Soy economista y crecí en Cali. Estudié en la Universidad Javeriana y, como a muchos, la Orinoquía me llegó primero por los libros, las clases y las discusiones de política pública. En ese momento, cuando se hablaba de la Orinoquía, casi siempre aparecía asociada a una idea muy concreta: su potencial de desarrollo agroindustrial.
Recuerdo debates sobre figuras como las ZIDRES, las Zonas de Interés de Desarrollo Rural, Económico y Social. La Orinoquía aparecía como una frontera productiva, una región con tierra disponible, con oportunidades para escalar modelos agrícolas y ganaderos. Desde la economía, la mirada estaba puesta en productividad, inversión y crecimiento. Yo mismo la veía desde ese lugar.
Esa visión empezó a cambiar cuando llegué a trabajar a The Nature Conservancy. Conocer el trabajo que TNC ha venido desarrollando en la Orinoquía, así como el de WWF y otras organizaciones locales, me abrió una puerta que antes no había cruzado. Empecé a entender la importancia de conservar ecosistemas como las sabanas naturales, el valor de los pastos nativos y la enorme tensión que existe frente a una agroindustria que se expande y va transformando los paisajes.

*DATOS*:
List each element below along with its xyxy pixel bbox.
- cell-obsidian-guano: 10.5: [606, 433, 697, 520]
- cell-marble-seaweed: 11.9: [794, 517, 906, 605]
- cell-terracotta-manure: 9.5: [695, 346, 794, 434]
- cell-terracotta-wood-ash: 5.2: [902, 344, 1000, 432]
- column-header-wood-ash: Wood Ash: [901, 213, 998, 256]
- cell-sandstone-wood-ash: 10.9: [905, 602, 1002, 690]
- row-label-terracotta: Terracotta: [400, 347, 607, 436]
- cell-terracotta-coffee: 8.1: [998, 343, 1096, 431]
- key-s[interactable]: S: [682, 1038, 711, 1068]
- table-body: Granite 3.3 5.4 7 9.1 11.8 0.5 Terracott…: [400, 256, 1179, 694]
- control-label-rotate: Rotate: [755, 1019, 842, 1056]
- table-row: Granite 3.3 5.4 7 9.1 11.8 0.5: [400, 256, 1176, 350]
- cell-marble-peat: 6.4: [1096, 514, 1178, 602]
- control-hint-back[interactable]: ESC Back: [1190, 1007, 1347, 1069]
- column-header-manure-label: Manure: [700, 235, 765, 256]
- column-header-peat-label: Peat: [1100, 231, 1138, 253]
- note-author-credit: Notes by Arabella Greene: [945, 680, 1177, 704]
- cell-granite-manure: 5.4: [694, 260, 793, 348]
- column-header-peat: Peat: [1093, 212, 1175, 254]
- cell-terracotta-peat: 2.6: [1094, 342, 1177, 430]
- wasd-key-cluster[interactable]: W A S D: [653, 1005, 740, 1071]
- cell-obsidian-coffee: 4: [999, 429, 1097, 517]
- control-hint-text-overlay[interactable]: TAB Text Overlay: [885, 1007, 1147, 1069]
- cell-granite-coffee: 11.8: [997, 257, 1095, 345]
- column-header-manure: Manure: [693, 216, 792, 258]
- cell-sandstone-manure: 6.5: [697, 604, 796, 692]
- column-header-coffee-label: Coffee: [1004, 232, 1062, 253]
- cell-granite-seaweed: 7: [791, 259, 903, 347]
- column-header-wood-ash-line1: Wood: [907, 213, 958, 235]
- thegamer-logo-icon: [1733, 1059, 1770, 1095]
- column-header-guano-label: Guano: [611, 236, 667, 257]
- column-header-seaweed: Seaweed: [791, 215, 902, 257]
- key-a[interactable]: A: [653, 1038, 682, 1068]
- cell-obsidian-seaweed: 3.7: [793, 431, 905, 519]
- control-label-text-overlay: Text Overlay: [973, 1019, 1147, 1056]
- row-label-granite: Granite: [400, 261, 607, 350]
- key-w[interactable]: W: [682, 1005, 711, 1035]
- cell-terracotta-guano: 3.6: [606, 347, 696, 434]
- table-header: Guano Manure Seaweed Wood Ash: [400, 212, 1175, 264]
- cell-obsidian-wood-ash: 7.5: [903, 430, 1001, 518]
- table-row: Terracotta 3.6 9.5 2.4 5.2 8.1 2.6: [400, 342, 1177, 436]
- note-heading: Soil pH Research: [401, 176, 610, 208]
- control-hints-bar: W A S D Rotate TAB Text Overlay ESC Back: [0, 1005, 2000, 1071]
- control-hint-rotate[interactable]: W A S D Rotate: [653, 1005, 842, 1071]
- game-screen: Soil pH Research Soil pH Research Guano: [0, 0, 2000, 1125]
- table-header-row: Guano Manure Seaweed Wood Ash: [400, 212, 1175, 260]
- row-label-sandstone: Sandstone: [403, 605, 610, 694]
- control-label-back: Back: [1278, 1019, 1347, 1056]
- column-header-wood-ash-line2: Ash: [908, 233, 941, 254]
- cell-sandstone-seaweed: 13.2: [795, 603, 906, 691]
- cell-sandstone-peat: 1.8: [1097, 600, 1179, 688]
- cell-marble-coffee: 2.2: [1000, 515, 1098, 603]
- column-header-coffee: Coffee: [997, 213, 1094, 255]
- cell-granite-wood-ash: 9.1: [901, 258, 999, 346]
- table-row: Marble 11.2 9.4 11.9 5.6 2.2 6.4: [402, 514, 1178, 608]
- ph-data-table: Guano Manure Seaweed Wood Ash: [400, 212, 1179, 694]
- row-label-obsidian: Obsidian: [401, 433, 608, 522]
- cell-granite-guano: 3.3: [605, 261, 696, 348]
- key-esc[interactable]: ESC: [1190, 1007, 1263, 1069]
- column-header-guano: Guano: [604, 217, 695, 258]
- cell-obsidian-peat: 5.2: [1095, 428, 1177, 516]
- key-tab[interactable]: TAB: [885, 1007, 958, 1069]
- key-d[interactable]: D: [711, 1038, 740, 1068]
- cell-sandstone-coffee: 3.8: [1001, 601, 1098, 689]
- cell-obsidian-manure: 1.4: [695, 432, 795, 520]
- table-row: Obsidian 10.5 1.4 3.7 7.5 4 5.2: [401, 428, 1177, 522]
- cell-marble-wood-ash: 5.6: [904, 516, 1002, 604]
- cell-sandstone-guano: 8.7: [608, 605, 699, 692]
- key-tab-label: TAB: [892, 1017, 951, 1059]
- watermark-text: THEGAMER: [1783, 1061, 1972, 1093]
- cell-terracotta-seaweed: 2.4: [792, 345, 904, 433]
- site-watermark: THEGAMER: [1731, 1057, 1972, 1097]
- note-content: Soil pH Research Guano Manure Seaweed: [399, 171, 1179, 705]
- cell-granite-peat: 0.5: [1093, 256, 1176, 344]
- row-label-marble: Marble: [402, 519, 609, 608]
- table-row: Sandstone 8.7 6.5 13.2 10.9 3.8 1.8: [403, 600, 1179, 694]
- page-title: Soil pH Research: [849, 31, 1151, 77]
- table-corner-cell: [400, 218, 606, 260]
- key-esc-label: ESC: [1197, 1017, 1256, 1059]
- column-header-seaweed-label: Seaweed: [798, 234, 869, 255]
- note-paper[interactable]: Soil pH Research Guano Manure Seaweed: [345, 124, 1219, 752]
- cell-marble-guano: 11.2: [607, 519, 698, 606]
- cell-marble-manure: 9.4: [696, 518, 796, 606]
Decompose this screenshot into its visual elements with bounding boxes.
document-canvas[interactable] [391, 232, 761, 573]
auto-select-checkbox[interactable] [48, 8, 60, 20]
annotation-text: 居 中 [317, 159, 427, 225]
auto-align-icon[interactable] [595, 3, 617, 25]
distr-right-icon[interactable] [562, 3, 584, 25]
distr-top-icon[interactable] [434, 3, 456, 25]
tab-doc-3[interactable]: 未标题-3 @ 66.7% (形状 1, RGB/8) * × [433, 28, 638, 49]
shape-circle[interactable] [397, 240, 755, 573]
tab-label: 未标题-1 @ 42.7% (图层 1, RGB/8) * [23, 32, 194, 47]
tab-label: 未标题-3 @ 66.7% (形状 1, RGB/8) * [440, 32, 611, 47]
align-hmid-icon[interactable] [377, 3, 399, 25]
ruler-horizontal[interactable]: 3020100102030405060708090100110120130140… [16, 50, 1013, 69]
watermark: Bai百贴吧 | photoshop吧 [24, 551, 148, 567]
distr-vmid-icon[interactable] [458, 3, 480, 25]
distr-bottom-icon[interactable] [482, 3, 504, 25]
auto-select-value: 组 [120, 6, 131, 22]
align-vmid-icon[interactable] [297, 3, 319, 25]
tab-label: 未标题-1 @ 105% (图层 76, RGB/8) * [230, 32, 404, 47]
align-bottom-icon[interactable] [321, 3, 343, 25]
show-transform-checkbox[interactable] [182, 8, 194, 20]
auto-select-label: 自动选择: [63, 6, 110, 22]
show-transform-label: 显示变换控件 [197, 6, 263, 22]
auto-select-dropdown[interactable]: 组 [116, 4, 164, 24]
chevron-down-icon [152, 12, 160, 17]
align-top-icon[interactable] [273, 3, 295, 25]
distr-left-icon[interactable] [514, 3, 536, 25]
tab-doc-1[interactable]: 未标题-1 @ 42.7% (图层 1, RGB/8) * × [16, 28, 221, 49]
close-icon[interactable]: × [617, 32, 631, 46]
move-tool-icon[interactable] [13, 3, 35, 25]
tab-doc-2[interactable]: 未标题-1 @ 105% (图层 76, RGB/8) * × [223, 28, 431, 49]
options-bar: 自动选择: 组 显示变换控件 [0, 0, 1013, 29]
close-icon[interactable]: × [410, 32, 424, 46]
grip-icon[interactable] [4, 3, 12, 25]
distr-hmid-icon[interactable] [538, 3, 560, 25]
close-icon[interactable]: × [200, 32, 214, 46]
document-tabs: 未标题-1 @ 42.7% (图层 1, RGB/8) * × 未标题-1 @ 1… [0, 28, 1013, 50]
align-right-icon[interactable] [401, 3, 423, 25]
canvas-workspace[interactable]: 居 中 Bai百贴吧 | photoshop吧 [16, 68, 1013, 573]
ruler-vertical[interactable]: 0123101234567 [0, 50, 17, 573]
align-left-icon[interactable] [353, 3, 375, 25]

*TAREA POR REALIZAR*: Transcribe sin cambios el fragmento del texto sobre la Orinoquía que comienza en las palabras "Soy economista y" y termina tras "desde ese lugar.".

*SOLUCIÓN DEL PROBLEMA*:
Soy economista y crecí en Cali. Estudié en la Universidad Javeriana y, como a muchos, la Orinoquía me llegó primero por los libros, las clases y las discusiones de política pública. En ese momento, cuando se hablaba de la Orinoquía, casi siempre aparecía asociada a una idea muy concreta: su potencial de desarrollo agroindustrial.
Recuerdo debates sobre figuras como las ZIDRES, las Zonas de Interés de Desarrollo Rural, Económico y Social. La Orinoquía aparecía como una frontera productiva, una región con tierra disponible, con oportunidades para escalar modelos agrícolas y ganaderos. Desde la economía, la mirada estaba puesta en productividad, inversión y crecimiento. Yo mismo la veía desde ese lugar.